Problem requirements
Show all lines from the data that include the word "screenshot".

Collected data:
□ □ □
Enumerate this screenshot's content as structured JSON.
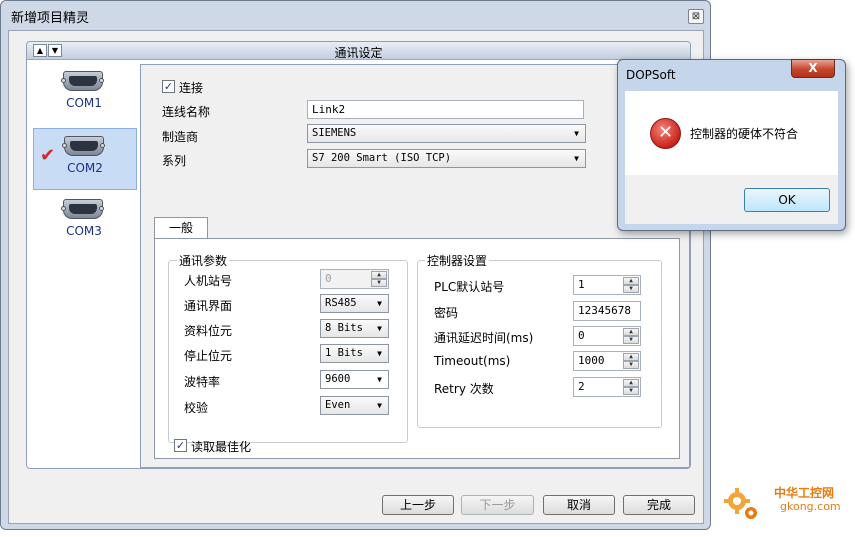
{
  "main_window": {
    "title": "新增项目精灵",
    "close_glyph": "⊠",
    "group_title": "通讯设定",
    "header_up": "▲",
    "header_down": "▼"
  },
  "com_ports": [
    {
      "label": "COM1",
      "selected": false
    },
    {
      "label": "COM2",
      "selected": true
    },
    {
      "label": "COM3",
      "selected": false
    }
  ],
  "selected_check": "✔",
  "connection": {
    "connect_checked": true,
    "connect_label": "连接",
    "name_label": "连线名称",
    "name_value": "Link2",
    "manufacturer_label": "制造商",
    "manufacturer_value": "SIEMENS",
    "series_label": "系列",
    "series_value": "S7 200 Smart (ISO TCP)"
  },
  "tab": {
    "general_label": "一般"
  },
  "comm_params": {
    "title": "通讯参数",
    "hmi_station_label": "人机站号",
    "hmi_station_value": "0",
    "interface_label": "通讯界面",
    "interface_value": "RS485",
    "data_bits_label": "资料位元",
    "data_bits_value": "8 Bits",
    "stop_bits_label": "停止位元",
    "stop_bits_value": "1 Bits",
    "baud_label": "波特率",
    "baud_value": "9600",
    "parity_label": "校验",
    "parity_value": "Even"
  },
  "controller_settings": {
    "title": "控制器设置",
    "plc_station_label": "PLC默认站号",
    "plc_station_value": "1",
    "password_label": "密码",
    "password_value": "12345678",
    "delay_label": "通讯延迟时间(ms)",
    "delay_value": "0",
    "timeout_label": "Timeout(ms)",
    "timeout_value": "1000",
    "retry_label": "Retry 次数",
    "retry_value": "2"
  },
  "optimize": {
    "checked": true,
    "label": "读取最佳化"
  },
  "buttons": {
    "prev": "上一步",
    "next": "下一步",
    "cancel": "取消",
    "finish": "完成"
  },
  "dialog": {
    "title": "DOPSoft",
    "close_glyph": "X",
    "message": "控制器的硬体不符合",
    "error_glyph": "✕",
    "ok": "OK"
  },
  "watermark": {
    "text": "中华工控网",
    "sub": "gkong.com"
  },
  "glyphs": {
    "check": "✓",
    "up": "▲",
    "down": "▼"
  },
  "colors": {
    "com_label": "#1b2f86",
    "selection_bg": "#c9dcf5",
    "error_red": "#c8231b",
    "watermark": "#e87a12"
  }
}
□ □ □
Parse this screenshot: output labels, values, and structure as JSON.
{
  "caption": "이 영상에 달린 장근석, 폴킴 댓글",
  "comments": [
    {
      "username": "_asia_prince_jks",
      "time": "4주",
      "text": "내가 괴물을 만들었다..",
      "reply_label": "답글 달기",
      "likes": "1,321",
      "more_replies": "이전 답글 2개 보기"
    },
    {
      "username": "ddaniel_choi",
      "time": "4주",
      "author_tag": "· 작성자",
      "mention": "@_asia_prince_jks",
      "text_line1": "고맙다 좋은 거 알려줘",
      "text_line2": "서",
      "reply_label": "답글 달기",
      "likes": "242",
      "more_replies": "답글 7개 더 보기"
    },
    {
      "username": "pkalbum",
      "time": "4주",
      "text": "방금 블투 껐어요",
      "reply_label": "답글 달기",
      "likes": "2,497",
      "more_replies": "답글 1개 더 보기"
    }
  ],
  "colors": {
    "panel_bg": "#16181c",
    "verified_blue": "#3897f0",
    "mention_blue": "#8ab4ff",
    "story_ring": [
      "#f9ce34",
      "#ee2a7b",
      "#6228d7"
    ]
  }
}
□ □ □
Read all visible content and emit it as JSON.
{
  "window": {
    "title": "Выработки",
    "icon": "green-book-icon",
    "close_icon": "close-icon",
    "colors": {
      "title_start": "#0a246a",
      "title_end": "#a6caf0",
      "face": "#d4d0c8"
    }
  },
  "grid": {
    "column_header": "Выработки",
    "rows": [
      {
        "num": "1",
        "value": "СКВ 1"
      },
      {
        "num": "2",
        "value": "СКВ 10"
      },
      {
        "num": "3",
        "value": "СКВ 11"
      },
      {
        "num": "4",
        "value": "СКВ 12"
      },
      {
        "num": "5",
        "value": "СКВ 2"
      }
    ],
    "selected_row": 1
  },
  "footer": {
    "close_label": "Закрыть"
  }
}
□ □ □
Exercise response
Enumerate this screenshot's content as structured JSON.
Parse this screenshot: output labels, values, and structure as JSON.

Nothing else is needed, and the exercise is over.